TASK BRIEF:
Transcribe the data in full and exactly, omitting any pictures.

Records from a collection:
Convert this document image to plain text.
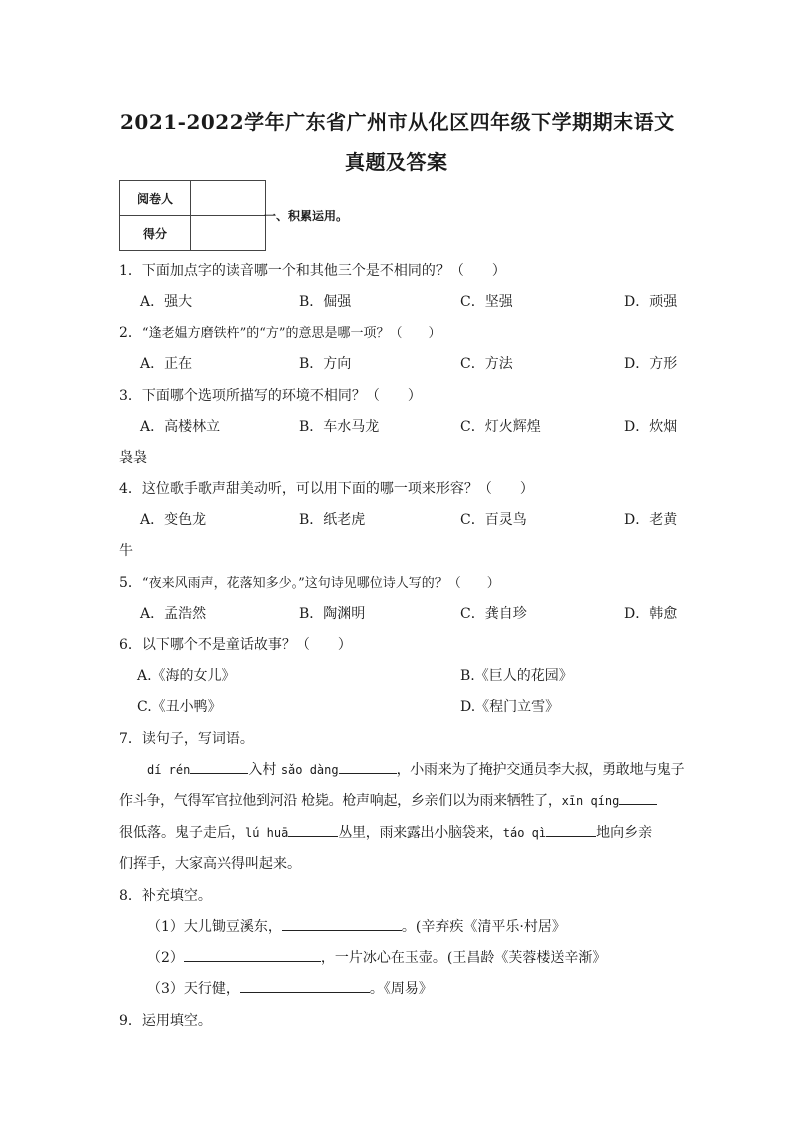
2021-2022学年广东省广州市从化区四年级下学期期末语文
真题及答案
阅卷人	
得分	
一、积累运用。
1．下面加点字的读音哪一个和其他三个是不相同的？（　　）
A．强大	B．倔强	C．坚强	D．顽强
2．“逢老媪方磨铁杵”的“方”的意思是哪一项？（　　）
A．正在	B．方向	C．方法	D．方形
3．下面哪个选项所描写的环境不相同？（　　）
A．高楼林立	B．车水马龙	C．灯火辉煌	D．炊烟
袅袅
4．这位歌手歌声甜美动听，可以用下面的哪一项来形容？（　　）
A．变色龙	B．纸老虎	C．百灵鸟	D．老黄
牛
5．“夜来风雨声，花落知多少。”这句诗见哪位诗人写的？（　　）
A．孟浩然	B．陶渊明	C．龚自珍	D．韩愈
6．以下哪个不是童话故事？（　　）
A.《海的女儿》	B.《巨人的花园》
C.《丑小鸭》	D.《程门立雪》
7．读句子，写词语。
dí rén	入村 sǎo dàng	，小雨来为了掩护交通员李大叔，勇敢地与鬼子
作斗争，气得军官拉他到河沿 枪毙。枪声响起，乡亲们以为雨来牺牲了，xīn qíng
很低落。鬼子走后，lú huā	丛里，雨来露出小脑袋来，táo qì	地向乡亲
们挥手，大家高兴得叫起来。
8．补充填空。
（1）大儿锄豆溪东，	。(辛弃疾《清平乐·村居》
（2）	，一片冰心在玉壶。(王昌龄《芙蓉楼送辛渐》
（3）天行健，	。《周易》
9．运用填空。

EXERCISE RESPONSE:
Convert this document image to plain text.
2021-2022学年广东省广州市从化区四年级下学期期末语文
真题及答案
阅卷人	
得分	
一、积累运用。
1．下面加点字的读音哪一个和其他三个是不相同的？（　　）
A．强大	B．倔强	C．坚强	D．顽强
2．“逢老媪方磨铁杵”的“方”的意思是哪一项？（　　）
A．正在	B．方向	C．方法	D．方形
3．下面哪个选项所描写的环境不相同？（　　）
A．高楼林立	B．车水马龙	C．灯火辉煌	D．炊烟
袅袅
4．这位歌手歌声甜美动听，可以用下面的哪一项来形容？（　　）
A．变色龙	B．纸老虎	C．百灵鸟	D．老黄
牛
5．“夜来风雨声，花落知多少。”这句诗见哪位诗人写的？（　　）
A．孟浩然	B．陶渊明	C．龚自珍	D．韩愈
6．以下哪个不是童话故事？（　　）
A.《海的女儿》	B.《巨人的花园》
C.《丑小鸭》	D.《程门立雪》
7．读句子，写词语。
dí rén	入村 sǎo dàng	，小雨来为了掩护交通员李大叔，勇敢地与鬼子
作斗争，气得军官拉他到河沿 枪毙。枪声响起，乡亲们以为雨来牺牲了，xīn qíng
很低落。鬼子走后，lú huā	丛里，雨来露出小脑袋来，táo qì	地向乡亲
们挥手，大家高兴得叫起来。
8．补充填空。
（1）大儿锄豆溪东，	。(辛弃疾《清平乐·村居》
（2）	，一片冰心在玉壶。(王昌龄《芙蓉楼送辛渐》
（3）天行健，	。《周易》
9．运用填空。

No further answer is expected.